RECORDS SHOWN.
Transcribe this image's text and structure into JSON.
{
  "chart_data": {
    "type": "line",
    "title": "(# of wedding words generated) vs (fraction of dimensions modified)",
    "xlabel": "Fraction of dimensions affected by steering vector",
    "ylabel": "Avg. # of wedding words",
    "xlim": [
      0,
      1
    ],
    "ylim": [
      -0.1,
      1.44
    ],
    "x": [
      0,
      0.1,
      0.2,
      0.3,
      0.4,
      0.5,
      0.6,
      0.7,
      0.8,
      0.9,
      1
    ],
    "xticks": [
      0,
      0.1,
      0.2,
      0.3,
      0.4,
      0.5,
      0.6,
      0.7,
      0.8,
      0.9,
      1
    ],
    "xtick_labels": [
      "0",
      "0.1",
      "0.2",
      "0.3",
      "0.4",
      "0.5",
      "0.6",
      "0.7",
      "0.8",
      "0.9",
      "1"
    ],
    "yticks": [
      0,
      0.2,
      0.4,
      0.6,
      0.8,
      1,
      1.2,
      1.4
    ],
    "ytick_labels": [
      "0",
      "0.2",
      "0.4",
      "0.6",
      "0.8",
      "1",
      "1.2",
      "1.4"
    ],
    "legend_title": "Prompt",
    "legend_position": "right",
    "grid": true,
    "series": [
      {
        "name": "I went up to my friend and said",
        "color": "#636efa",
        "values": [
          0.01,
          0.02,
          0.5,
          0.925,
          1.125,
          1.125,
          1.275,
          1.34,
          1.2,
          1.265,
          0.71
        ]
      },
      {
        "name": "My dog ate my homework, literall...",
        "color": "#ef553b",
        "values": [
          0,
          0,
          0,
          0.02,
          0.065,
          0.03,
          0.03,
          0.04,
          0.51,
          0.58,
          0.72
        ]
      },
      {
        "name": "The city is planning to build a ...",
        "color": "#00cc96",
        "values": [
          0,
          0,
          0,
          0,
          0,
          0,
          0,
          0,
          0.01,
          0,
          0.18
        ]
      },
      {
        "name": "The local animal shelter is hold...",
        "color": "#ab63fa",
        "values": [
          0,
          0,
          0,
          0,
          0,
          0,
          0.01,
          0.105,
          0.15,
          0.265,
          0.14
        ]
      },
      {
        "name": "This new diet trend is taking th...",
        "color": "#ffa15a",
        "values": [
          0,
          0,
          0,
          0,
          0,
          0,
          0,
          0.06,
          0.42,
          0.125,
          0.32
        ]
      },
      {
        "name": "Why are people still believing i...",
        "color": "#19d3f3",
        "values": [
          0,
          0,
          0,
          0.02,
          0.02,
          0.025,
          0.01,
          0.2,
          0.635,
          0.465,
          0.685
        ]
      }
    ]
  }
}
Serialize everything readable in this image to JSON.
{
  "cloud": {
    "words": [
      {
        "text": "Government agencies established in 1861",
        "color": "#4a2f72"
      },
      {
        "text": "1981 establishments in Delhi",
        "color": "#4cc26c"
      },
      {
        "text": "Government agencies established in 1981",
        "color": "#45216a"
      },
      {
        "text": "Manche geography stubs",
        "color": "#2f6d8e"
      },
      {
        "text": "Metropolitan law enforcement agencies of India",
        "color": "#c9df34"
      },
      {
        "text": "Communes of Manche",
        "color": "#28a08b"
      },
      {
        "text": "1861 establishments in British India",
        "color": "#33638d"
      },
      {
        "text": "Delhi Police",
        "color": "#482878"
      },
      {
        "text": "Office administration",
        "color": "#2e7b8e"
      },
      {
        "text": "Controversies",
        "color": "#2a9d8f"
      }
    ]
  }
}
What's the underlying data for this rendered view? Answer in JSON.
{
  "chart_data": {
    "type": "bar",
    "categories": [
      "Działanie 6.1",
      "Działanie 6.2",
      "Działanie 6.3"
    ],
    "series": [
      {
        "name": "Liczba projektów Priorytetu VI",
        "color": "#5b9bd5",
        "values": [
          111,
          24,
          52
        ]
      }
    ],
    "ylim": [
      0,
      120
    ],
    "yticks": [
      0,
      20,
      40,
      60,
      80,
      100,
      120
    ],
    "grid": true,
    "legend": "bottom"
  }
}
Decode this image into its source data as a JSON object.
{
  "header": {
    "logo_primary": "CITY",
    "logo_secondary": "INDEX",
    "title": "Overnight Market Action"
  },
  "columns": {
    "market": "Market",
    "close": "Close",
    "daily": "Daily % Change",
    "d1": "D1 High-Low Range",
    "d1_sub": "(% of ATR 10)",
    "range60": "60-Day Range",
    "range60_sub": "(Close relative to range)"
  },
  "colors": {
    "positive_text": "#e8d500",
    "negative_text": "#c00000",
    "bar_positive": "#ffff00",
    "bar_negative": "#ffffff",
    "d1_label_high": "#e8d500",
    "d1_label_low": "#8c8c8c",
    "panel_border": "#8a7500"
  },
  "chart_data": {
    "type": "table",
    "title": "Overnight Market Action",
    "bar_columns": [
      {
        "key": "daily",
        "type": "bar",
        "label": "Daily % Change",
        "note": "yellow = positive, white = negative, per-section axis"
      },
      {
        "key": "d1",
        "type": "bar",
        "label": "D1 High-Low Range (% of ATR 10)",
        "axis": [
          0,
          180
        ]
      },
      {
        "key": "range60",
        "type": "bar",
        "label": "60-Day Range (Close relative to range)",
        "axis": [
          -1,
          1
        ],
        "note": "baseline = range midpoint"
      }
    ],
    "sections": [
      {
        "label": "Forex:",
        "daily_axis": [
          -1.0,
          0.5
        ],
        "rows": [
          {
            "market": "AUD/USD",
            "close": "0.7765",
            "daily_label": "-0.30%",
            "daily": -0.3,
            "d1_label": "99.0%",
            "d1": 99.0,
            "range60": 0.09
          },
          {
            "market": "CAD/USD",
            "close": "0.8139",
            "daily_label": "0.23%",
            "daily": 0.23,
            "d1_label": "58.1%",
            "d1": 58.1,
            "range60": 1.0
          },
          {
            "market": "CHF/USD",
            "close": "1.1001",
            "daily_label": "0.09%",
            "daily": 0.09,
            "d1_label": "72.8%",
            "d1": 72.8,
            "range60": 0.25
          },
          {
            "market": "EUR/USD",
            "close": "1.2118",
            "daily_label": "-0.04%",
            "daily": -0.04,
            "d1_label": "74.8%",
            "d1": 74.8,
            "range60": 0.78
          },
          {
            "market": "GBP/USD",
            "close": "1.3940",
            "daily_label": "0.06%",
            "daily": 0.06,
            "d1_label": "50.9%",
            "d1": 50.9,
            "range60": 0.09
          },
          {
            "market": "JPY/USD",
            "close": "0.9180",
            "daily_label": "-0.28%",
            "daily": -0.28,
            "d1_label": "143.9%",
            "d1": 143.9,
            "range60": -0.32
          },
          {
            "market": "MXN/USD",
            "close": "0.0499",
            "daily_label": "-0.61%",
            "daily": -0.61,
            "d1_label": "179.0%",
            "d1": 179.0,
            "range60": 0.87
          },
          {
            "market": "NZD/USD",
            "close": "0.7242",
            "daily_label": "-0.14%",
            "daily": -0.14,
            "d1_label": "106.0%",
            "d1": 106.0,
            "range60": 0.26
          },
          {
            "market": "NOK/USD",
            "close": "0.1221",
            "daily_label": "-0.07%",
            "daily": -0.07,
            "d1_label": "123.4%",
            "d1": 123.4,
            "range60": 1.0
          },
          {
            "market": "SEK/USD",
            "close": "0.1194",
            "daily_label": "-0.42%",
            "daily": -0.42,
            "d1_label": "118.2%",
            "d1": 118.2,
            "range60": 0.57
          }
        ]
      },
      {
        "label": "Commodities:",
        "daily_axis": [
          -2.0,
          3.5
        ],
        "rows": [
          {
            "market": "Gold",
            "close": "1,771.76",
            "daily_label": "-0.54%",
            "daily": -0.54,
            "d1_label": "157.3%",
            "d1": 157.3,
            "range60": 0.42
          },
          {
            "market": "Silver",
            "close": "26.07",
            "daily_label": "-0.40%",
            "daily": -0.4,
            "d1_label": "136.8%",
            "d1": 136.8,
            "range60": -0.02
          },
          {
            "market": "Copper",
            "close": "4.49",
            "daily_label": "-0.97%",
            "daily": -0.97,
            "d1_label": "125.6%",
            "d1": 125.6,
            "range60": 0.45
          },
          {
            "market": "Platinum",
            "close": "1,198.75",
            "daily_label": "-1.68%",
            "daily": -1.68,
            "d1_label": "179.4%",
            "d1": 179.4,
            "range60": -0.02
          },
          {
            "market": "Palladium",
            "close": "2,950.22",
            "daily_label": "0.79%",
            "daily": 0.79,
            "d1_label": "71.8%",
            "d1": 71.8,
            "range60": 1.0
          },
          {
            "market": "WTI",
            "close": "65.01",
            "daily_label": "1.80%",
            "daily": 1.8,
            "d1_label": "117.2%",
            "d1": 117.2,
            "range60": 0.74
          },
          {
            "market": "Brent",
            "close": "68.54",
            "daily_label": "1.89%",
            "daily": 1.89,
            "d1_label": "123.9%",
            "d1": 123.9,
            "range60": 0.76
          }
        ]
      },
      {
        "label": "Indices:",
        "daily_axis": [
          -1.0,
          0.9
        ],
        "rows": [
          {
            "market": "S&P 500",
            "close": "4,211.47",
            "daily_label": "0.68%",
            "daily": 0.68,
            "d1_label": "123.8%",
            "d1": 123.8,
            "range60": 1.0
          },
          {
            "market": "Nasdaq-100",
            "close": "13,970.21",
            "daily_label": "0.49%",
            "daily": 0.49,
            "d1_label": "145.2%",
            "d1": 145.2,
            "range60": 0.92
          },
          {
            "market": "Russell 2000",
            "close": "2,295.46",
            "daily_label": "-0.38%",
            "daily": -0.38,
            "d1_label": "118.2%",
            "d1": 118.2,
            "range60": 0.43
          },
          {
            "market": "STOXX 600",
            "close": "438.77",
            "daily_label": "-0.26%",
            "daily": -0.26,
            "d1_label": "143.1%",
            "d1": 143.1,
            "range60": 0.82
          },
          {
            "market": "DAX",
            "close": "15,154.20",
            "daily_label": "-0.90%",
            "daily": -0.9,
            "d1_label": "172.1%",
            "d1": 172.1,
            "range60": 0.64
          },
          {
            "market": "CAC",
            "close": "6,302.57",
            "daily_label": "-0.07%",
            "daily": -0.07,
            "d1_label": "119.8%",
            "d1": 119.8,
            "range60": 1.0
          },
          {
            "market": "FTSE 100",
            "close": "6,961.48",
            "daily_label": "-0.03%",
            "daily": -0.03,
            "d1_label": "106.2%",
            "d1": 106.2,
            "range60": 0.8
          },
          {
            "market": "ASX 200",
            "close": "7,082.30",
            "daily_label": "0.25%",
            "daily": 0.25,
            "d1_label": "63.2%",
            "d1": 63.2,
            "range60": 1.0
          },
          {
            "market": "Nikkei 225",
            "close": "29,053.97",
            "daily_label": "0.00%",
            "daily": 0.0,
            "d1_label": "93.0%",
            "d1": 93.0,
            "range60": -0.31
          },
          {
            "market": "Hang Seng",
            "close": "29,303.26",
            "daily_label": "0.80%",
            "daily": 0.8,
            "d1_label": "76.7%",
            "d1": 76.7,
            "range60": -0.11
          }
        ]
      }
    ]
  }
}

GIVEN REQUEST.
Among the entries above, how many lines hold the string "established"? Give the number by itself.

SOLUTION TO THIS EXERCISE.
2